Your objective: The data below is to be returned in full and exactly.

Data records:
• • • • •
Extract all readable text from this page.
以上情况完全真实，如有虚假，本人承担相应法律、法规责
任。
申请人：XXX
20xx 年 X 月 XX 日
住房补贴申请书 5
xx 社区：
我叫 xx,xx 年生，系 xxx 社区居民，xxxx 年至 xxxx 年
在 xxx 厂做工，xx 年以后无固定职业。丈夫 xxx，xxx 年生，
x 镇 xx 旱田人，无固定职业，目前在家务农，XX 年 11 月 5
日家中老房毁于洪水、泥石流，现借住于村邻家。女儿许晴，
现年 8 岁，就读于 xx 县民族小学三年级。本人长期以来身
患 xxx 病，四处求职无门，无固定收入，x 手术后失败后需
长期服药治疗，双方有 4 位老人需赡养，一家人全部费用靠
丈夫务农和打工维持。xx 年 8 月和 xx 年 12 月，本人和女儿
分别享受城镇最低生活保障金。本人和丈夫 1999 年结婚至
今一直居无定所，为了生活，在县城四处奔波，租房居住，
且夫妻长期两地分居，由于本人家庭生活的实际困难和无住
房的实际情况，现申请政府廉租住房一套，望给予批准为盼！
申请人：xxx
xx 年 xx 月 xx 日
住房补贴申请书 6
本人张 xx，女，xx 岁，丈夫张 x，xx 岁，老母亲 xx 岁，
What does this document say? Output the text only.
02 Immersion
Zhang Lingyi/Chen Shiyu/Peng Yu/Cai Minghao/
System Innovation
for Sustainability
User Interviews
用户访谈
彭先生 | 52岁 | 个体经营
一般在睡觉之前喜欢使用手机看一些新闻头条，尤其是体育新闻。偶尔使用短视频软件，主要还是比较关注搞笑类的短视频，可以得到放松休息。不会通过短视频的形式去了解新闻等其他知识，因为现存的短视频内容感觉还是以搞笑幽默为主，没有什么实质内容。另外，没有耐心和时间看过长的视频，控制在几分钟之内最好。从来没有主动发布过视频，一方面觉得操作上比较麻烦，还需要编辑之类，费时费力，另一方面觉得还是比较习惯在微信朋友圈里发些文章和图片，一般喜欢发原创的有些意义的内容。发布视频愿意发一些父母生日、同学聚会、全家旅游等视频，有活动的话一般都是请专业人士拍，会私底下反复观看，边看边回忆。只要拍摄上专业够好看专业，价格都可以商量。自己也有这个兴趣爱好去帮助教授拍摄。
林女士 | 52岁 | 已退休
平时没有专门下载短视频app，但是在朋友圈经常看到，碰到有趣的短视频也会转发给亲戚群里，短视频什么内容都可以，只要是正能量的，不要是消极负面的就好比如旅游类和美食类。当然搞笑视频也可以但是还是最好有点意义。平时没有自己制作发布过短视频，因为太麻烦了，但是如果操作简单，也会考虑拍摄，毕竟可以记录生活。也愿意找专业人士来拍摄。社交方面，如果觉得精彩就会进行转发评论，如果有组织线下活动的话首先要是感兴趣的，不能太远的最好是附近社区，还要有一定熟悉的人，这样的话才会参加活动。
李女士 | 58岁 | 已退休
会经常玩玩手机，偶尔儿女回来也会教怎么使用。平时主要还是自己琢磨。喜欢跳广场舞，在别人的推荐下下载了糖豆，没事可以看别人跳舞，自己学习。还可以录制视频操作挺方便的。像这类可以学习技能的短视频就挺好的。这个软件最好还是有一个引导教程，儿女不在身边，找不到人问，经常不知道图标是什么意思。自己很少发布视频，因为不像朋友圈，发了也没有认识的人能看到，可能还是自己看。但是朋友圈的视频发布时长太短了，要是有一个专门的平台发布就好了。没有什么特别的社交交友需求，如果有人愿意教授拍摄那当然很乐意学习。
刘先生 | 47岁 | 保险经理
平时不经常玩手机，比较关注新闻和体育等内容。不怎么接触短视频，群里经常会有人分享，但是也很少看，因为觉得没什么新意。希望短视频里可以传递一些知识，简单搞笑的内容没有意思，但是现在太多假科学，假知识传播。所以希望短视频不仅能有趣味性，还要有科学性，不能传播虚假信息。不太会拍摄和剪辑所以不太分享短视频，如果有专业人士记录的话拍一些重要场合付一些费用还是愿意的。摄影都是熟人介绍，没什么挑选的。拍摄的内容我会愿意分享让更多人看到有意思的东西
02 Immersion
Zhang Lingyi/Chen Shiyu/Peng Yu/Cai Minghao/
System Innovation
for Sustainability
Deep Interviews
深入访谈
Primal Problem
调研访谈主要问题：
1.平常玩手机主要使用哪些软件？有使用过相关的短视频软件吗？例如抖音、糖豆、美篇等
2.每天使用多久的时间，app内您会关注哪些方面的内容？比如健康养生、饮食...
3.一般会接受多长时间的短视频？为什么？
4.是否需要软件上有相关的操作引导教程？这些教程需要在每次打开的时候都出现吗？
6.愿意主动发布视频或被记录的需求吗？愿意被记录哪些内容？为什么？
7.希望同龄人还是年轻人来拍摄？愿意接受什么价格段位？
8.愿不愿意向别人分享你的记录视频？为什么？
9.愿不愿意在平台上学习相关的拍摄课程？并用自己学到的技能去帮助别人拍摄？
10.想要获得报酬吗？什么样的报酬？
• • • • •
Final answer:
Extract all readable text from this page.
以上情况完全真实，如有虚假，本人承担相应法律、法规责
任。
申请人：XXX
20xx 年 X 月 XX 日
住房补贴申请书 5
xx 社区：
我叫 xx,xx 年生，系 xxx 社区居民，xxxx 年至 xxxx 年
在 xxx 厂做工，xx 年以后无固定职业。丈夫 xxx，xxx 年生，
x 镇 xx 旱田人，无固定职业，目前在家务农，XX 年 11 月 5
日家中老房毁于洪水、泥石流，现借住于村邻家。女儿许晴，
现年 8 岁，就读于 xx 县民族小学三年级。本人长期以来身
患 xxx 病，四处求职无门，无固定收入，x 手术后失败后需
长期服药治疗，双方有 4 位老人需赡养，一家人全部费用靠
丈夫务农和打工维持。xx 年 8 月和 xx 年 12 月，本人和女儿
分别享受城镇最低生活保障金。本人和丈夫 1999 年结婚至
今一直居无定所，为了生活，在县城四处奔波，租房居住，
且夫妻长期两地分居，由于本人家庭生活的实际困难和无住
房的实际情况，现申请政府廉租住房一套，望给予批准为盼！
申请人：xxx
xx 年 xx 月 xx 日
住房补贴申请书 6
本人张 xx，女，xx 岁，丈夫张 x，xx 岁，老母亲 xx 岁，
What does this document say? Output the text only.
02 Immersion
Zhang Lingyi/Chen Shiyu/Peng Yu/Cai Minghao/
System Innovation
for Sustainability
User Interviews
用户访谈
彭先生 | 52岁 | 个体经营
一般在睡觉之前喜欢使用手机看一些新闻头条，尤其是体育新闻。偶尔使用短视频软件，主要还是比较关注搞笑类的短视频，可以得到放松休息。不会通过短视频的形式去了解新闻等其他知识，因为现存的短视频内容感觉还是以搞笑幽默为主，没有什么实质内容。另外，没有耐心和时间看过长的视频，控制在几分钟之内最好。从来没有主动发布过视频，一方面觉得操作上比较麻烦，还需要编辑之类，费时费力，另一方面觉得还是比较习惯在微信朋友圈里发些文章和图片，一般喜欢发原创的有些意义的内容。发布视频愿意发一些父母生日、同学聚会、全家旅游等视频，有活动的话一般都是请专业人士拍，会私底下反复观看，边看边回忆。只要拍摄上专业够好看专业，价格都可以商量。自己也有这个兴趣爱好去帮助教授拍摄。
林女士 | 52岁 | 已退休
平时没有专门下载短视频app，但是在朋友圈经常看到，碰到有趣的短视频也会转发给亲戚群里，短视频什么内容都可以，只要是正能量的，不要是消极负面的就好比如旅游类和美食类。当然搞笑视频也可以但是还是最好有点意义。平时没有自己制作发布过短视频，因为太麻烦了，但是如果操作简单，也会考虑拍摄，毕竟可以记录生活。也愿意找专业人士来拍摄。社交方面，如果觉得精彩就会进行转发评论，如果有组织线下活动的话首先要是感兴趣的，不能太远的最好是附近社区，还要有一定熟悉的人，这样的话才会参加活动。
李女士 | 58岁 | 已退休
会经常玩玩手机，偶尔儿女回来也会教怎么使用。平时主要还是自己琢磨。喜欢跳广场舞，在别人的推荐下下载了糖豆，没事可以看别人跳舞，自己学习。还可以录制视频操作挺方便的。像这类可以学习技能的短视频就挺好的。这个软件最好还是有一个引导教程，儿女不在身边，找不到人问，经常不知道图标是什么意思。自己很少发布视频，因为不像朋友圈，发了也没有认识的人能看到，可能还是自己看。但是朋友圈的视频发布时长太短了，要是有一个专门的平台发布就好了。没有什么特别的社交交友需求，如果有人愿意教授拍摄那当然很乐意学习。
刘先生 | 47岁 | 保险经理
平时不经常玩手机，比较关注新闻和体育等内容。不怎么接触短视频，群里经常会有人分享，但是也很少看，因为觉得没什么新意。希望短视频里可以传递一些知识，简单搞笑的内容没有意思，但是现在太多假科学，假知识传播。所以希望短视频不仅能有趣味性，还要有科学性，不能传播虚假信息。不太会拍摄和剪辑所以不太分享短视频，如果有专业人士记录的话拍一些重要场合付一些费用还是愿意的。摄影都是熟人介绍，没什么挑选的。拍摄的内容我会愿意分享让更多人看到有意思的东西
02 Immersion
Zhang Lingyi/Chen Shiyu/Peng Yu/Cai Minghao/
System Innovation
for Sustainability
Deep Interviews
深入访谈
Primal Problem
调研访谈主要问题：
1.平常玩手机主要使用哪些软件？有使用过相关的短视频软件吗？例如抖音、糖豆、美篇等
2.每天使用多久的时间，app内您会关注哪些方面的内容？比如健康养生、饮食...
3.一般会接受多长时间的短视频？为什么？
4.是否需要软件上有相关的操作引导教程？这些教程需要在每次打开的时候都出现吗？
6.愿意主动发布视频或被记录的需求吗？愿意被记录哪些内容？为什么？
7.希望同龄人还是年轻人来拍摄？愿意接受什么价格段位？
8.愿不愿意向别人分享你的记录视频？为什么？
9.愿不愿意在平台上学习相关的拍摄课程？并用自己学到的技能去帮助别人拍摄？
10.想要获得报酬吗？什么样的报酬？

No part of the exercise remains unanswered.